Scan the entries below and report only how many lines contain "perdas".

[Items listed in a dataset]

"""

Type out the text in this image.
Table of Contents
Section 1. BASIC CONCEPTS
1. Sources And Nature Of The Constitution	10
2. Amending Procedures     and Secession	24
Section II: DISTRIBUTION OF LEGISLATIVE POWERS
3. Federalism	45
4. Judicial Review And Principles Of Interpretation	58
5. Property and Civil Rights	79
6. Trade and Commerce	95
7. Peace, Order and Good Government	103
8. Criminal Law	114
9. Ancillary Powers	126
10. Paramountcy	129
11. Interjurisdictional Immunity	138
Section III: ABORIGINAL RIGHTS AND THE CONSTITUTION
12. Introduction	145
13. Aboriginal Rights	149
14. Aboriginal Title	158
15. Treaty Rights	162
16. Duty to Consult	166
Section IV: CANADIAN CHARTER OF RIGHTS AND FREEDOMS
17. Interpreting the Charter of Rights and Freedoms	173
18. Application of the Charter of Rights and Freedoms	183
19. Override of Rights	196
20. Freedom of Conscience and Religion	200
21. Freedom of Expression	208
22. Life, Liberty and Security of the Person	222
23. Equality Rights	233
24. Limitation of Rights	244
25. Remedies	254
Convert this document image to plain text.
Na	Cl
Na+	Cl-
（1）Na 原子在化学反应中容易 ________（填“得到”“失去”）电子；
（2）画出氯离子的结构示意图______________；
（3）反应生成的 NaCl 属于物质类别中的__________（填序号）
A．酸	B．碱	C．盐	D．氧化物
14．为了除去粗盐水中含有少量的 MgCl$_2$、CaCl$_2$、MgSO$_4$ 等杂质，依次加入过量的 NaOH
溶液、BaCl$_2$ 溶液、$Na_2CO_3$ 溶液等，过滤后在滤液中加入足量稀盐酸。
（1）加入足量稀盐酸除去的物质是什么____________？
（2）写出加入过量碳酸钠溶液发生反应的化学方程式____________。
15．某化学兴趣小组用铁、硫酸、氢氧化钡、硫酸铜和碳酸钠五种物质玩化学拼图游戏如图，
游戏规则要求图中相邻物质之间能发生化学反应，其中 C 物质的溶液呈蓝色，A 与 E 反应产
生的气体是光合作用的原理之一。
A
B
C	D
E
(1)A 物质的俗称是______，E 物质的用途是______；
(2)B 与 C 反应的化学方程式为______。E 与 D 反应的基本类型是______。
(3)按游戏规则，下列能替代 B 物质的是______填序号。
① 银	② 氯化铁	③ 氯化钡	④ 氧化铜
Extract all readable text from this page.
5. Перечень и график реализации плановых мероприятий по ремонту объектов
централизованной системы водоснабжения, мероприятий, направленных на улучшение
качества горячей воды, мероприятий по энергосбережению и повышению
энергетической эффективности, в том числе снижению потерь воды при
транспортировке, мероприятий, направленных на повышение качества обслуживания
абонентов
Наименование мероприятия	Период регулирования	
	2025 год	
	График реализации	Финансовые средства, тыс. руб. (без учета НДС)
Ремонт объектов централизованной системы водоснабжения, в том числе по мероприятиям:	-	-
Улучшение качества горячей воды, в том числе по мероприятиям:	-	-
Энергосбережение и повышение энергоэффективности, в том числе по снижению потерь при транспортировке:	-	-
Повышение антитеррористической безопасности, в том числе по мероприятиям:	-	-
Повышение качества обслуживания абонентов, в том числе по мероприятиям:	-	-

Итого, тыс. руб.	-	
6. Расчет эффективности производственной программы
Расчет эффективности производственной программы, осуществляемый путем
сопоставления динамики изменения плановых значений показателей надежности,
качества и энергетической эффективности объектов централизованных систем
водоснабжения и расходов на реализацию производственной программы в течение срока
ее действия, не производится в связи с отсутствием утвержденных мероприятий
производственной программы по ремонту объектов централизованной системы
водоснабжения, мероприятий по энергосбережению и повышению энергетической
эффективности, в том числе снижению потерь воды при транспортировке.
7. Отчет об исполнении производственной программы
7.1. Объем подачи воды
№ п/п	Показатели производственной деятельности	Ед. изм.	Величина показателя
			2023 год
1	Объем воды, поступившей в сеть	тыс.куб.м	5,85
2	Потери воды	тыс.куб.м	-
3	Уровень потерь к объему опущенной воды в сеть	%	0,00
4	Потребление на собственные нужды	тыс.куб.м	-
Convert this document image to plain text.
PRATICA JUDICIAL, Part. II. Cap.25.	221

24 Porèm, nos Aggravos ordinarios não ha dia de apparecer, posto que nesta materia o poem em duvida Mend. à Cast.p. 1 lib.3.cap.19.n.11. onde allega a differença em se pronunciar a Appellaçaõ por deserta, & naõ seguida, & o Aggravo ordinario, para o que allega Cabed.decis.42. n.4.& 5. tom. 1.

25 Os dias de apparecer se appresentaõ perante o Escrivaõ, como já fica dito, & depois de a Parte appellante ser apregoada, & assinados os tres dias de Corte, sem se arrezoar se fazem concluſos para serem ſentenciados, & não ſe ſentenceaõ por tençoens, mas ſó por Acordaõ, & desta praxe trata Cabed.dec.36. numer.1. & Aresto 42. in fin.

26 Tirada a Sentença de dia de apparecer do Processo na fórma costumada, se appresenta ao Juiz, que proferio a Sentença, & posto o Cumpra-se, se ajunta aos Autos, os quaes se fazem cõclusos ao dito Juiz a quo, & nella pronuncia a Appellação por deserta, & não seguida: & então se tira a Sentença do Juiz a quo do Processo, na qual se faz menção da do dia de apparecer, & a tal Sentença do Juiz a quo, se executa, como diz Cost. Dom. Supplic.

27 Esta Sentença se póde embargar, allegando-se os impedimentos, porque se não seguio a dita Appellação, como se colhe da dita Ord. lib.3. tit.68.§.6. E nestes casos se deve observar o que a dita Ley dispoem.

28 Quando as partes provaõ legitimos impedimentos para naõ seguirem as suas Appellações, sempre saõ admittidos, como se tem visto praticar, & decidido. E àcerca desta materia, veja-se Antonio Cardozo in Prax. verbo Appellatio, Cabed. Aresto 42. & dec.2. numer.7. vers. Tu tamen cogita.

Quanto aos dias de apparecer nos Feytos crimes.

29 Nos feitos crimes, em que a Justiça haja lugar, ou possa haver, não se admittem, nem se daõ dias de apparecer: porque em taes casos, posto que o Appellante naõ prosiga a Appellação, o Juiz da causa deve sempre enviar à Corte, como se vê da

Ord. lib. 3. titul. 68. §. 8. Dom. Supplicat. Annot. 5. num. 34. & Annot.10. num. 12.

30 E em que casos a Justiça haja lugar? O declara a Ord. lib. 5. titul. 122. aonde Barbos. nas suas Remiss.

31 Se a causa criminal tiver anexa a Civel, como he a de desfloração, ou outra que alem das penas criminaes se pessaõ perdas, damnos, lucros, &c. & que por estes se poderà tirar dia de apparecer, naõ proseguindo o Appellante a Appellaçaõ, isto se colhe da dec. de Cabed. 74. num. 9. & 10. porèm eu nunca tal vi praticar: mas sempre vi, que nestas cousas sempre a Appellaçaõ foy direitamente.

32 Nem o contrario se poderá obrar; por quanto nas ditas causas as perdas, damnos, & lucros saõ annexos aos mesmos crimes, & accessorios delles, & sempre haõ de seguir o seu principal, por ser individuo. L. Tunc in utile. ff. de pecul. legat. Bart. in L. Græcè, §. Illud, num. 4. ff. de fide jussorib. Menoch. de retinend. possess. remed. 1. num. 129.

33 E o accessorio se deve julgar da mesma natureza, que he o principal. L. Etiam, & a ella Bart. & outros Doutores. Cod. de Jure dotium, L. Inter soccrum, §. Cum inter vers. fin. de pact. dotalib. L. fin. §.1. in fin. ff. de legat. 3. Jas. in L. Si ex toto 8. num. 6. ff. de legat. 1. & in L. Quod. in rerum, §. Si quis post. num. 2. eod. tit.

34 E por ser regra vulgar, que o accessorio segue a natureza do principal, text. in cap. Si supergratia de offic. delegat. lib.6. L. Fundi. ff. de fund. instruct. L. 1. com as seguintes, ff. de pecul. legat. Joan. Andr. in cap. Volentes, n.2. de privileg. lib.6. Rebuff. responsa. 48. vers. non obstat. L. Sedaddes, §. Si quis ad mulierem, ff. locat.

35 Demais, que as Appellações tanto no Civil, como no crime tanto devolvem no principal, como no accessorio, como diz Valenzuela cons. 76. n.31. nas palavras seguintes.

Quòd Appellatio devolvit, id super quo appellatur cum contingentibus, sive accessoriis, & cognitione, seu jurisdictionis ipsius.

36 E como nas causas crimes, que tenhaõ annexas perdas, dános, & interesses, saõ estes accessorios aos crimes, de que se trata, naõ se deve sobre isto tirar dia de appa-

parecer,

"""

Result of this task: 3